→ EXERCISE AIM
Write out each record again exactly as it stands.

→ TASK DATA
** Begin **

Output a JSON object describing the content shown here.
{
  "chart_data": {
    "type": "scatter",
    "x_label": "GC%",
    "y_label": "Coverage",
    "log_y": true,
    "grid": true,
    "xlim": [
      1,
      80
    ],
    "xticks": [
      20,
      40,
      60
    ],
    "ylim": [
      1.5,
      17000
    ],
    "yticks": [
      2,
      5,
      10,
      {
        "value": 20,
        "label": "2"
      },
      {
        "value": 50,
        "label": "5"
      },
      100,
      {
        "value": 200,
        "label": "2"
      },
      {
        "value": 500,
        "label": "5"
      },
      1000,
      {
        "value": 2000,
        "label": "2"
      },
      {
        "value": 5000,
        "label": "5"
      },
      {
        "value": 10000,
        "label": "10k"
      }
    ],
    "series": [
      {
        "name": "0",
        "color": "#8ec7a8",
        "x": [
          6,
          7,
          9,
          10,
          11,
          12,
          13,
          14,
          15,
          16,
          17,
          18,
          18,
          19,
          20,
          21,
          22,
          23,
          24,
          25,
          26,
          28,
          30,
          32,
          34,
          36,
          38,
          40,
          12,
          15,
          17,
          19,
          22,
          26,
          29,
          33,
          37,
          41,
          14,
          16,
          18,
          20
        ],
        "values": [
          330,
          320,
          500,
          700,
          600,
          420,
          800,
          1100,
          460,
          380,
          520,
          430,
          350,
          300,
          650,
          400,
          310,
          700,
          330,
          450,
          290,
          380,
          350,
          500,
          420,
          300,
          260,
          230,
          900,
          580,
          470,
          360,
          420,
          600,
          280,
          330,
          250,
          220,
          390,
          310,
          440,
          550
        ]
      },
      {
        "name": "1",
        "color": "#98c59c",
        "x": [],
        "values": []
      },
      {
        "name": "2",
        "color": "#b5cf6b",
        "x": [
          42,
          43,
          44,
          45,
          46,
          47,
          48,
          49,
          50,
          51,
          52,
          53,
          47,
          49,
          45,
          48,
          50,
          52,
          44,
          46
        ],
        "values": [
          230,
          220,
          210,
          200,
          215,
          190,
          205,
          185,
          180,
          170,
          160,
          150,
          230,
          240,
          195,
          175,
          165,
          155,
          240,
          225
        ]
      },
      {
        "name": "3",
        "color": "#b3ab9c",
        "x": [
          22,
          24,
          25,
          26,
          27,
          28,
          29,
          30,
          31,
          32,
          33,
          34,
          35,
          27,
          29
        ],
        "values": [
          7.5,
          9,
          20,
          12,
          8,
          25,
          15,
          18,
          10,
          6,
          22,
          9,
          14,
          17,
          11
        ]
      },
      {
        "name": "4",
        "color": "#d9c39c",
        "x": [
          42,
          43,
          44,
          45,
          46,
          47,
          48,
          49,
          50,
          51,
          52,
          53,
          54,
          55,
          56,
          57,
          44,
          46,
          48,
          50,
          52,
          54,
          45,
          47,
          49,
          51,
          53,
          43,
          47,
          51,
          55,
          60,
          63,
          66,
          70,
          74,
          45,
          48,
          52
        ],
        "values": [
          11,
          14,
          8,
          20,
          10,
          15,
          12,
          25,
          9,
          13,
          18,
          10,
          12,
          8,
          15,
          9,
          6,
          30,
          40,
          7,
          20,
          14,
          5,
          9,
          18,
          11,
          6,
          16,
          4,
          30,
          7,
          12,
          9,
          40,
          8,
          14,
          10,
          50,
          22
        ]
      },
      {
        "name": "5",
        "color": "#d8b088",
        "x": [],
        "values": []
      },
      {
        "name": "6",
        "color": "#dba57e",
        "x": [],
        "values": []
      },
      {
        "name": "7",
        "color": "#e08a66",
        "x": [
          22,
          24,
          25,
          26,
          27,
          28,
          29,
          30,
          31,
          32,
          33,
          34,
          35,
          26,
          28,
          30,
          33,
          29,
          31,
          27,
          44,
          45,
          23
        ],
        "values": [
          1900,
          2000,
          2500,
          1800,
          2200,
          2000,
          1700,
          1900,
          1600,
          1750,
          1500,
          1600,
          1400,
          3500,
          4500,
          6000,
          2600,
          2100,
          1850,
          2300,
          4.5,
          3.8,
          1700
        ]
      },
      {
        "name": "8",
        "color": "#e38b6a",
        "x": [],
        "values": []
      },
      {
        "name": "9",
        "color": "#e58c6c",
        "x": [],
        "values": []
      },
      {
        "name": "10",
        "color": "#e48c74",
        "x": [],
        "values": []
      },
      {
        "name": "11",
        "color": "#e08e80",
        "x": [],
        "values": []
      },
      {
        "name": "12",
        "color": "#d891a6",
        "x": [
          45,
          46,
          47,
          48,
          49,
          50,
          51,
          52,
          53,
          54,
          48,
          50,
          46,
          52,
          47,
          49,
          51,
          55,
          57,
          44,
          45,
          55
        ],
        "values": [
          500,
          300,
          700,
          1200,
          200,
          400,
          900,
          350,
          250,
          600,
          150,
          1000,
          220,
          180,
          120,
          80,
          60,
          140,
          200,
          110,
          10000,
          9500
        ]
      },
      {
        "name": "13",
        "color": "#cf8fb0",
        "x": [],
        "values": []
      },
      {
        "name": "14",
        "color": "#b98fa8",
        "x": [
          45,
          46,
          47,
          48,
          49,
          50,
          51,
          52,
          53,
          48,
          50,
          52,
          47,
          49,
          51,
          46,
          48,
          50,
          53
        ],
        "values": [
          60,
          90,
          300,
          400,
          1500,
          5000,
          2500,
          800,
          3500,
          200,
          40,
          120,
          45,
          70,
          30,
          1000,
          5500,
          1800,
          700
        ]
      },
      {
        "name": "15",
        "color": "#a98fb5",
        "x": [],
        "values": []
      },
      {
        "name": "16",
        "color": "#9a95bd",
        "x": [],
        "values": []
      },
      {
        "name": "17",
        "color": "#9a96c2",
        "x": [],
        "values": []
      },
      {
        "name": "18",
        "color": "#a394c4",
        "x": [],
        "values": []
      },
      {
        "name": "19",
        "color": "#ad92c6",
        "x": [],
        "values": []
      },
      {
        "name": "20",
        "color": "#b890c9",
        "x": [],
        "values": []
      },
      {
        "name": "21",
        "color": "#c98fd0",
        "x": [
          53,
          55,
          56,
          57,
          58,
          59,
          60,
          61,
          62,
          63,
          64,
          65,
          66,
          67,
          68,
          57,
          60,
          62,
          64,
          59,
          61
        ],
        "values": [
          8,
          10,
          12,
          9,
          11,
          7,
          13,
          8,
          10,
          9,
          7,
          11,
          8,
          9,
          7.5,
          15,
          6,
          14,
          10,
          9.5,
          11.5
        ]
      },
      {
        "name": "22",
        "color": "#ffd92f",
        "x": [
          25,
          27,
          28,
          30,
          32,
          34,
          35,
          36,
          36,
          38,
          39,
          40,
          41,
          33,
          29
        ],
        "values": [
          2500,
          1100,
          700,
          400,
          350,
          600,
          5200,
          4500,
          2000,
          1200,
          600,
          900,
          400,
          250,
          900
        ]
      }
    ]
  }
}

** End **

→ OUTPUT OF THE EXERCISE
Output a JSON object describing the content shown here.
{
  "chart_data": {
    "type": "scatter",
    "x_label": "GC%",
    "y_label": "Coverage",
    "log_y": true,
    "grid": true,
    "xlim": [
      1,
      80
    ],
    "xticks": [
      20,
      40,
      60
    ],
    "ylim": [
      1.5,
      17000
    ],
    "yticks": [
      2,
      5,
      10,
      {
        "value": 20,
        "label": "2"
      },
      {
        "value": 50,
        "label": "5"
      },
      100,
      {
        "value": 200,
        "label": "2"
      },
      {
        "value": 500,
        "label": "5"
      },
      1000,
      {
        "value": 2000,
        "label": "2"
      },
      {
        "value": 5000,
        "label": "5"
      },
      {
        "value": 10000,
        "label": "10k"
      }
    ],
    "series": [
      {
        "name": "0",
        "color": "#8ec7a8",
        "x": [
          6,
          7,
          9,
          10,
          11,
          12,
          13,
          14,
          15,
          16,
          17,
          18,
          18,
          19,
          20,
          21,
          22,
          23,
          24,
          25,
          26,
          28,
          30,
          32,
          34,
          36,
          38,
          40,
          12,
          15,
          17,
          19,
          22,
          26,
          29,
          33,
          37,
          41,
          14,
          16,
          18,
          20
        ],
        "values": [
          330,
          320,
          500,
          700,
          600,
          420,
          800,
          1100,
          460,
          380,
          520,
          430,
          350,
          300,
          650,
          400,
          310,
          700,
          330,
          450,
          290,
          380,
          350,
          500,
          420,
          300,
          260,
          230,
          900,
          580,
          470,
          360,
          420,
          600,
          280,
          330,
          250,
          220,
          390,
          310,
          440,
          550
        ]
      },
      {
        "name": "1",
        "color": "#98c59c",
        "x": [],
        "values": []
      },
      {
        "name": "2",
        "color": "#b5cf6b",
        "x": [
          42,
          43,
          44,
          45,
          46,
          47,
          48,
          49,
          50,
          51,
          52,
          53,
          47,
          49,
          45,
          48,
          50,
          52,
          44,
          46
        ],
        "values": [
          230,
          220,
          210,
          200,
          215,
          190,
          205,
          185,
          180,
          170,
          160,
          150,
          230,
          240,
          195,
          175,
          165,
          155,
          240,
          225
        ]
      },
      {
        "name": "3",
        "color": "#b3ab9c",
        "x": [
          22,
          24,
          25,
          26,
          27,
          28,
          29,
          30,
          31,
          32,
          33,
          34,
          35,
          27,
          29
        ],
        "values": [
          7.5,
          9,
          20,
          12,
          8,
          25,
          15,
          18,
          10,
          6,
          22,
          9,
          14,
          17,
          11
        ]
      },
      {
        "name": "4",
        "color": "#d9c39c",
        "x": [
          42,
          43,
          44,
          45,
          46,
          47,
          48,
          49,
          50,
          51,
          52,
          53,
          54,
          55,
          56,
          57,
          44,
          46,
          48,
          50,
          52,
          54,
          45,
          47,
          49,
          51,
          53,
          43,
          47,
          51,
          55,
          60,
          63,
          66,
          70,
          74,
          45,
          48,
          52
        ],
        "values": [
          11,
          14,
          8,
          20,
          10,
          15,
          12,
          25,
          9,
          13,
          18,
          10,
          12,
          8,
          15,
          9,
          6,
          30,
          40,
          7,
          20,
          14,
          5,
          9,
          18,
          11,
          6,
          16,
          4,
          30,
          7,
          12,
          9,
          40,
          8,
          14,
          10,
          50,
          22
        ]
      },
      {
        "name": "5",
        "color": "#d8b088",
        "x": [],
        "values": []
      },
      {
        "name": "6",
        "color": "#dba57e",
        "x": [],
        "values": []
      },
      {
        "name": "7",
        "color": "#e08a66",
        "x": [
          22,
          24,
          25,
          26,
          27,
          28,
          29,
          30,
          31,
          32,
          33,
          34,
          35,
          26,
          28,
          30,
          33,
          29,
          31,
          27,
          44,
          45,
          23
        ],
        "values": [
          1900,
          2000,
          2500,
          1800,
          2200,
          2000,
          1700,
          1900,
          1600,
          1750,
          1500,
          1600,
          1400,
          3500,
          4500,
          6000,
          2600,
          2100,
          1850,
          2300,
          4.5,
          3.8,
          1700
        ]
      },
      {
        "name": "8",
        "color": "#e38b6a",
        "x": [],
        "values": []
      },
      {
        "name": "9",
        "color": "#e58c6c",
        "x": [],
        "values": []
      },
      {
        "name": "10",
        "color": "#e48c74",
        "x": [],
        "values": []
      },
      {
        "name": "11",
        "color": "#e08e80",
        "x": [],
        "values": []
      },
      {
        "name": "12",
        "color": "#d891a6",
        "x": [
          45,
          46,
          47,
          48,
          49,
          50,
          51,
          52,
          53,
          54,
          48,
          50,
          46,
          52,
          47,
          49,
          51,
          55,
          57,
          44,
          45,
          55
        ],
        "values": [
          500,
          300,
          700,
          1200,
          200,
          400,
          900,
          350,
          250,
          600,
          150,
          1000,
          220,
          180,
          120,
          80,
          60,
          140,
          200,
          110,
          10000,
          9500
        ]
      },
      {
        "name": "13",
        "color": "#cf8fb0",
        "x": [],
        "values": []
      },
      {
        "name": "14",
        "color": "#b98fa8",
        "x": [
          45,
          46,
          47,
          48,
          49,
          50,
          51,
          52,
          53,
          48,
          50,
          52,
          47,
          49,
          51,
          46,
          48,
          50,
          53
        ],
        "values": [
          60,
          90,
          300,
          400,
          1500,
          5000,
          2500,
          800,
          3500,
          200,
          40,
          120,
          45,
          70,
          30,
          1000,
          5500,
          1800,
          700
        ]
      },
      {
        "name": "15",
        "color": "#a98fb5",
        "x": [],
        "values": []
      },
      {
        "name": "16",
        "color": "#9a95bd",
        "x": [],
        "values": []
      },
      {
        "name": "17",
        "color": "#9a96c2",
        "x": [],
        "values": []
      },
      {
        "name": "18",
        "color": "#a394c4",
        "x": [],
        "values": []
      },
      {
        "name": "19",
        "color": "#ad92c6",
        "x": [],
        "values": []
      },
      {
        "name": "20",
        "color": "#b890c9",
        "x": [],
        "values": []
      },
      {
        "name": "21",
        "color": "#c98fd0",
        "x": [
          53,
          55,
          56,
          57,
          58,
          59,
          60,
          61,
          62,
          63,
          64,
          65,
          66,
          67,
          68,
          57,
          60,
          62,
          64,
          59,
          61
        ],
        "values": [
          8,
          10,
          12,
          9,
          11,
          7,
          13,
          8,
          10,
          9,
          7,
          11,
          8,
          9,
          7.5,
          15,
          6,
          14,
          10,
          9.5,
          11.5
        ]
      },
      {
        "name": "22",
        "color": "#ffd92f",
        "x": [
          25,
          27,
          28,
          30,
          32,
          34,
          35,
          36,
          36,
          38,
          39,
          40,
          41,
          33,
          29
        ],
        "values": [
          2500,
          1100,
          700,
          400,
          350,
          600,
          5200,
          4500,
          2000,
          1200,
          600,
          900,
          400,
          250,
          900
        ]
      }
    ]
  }
}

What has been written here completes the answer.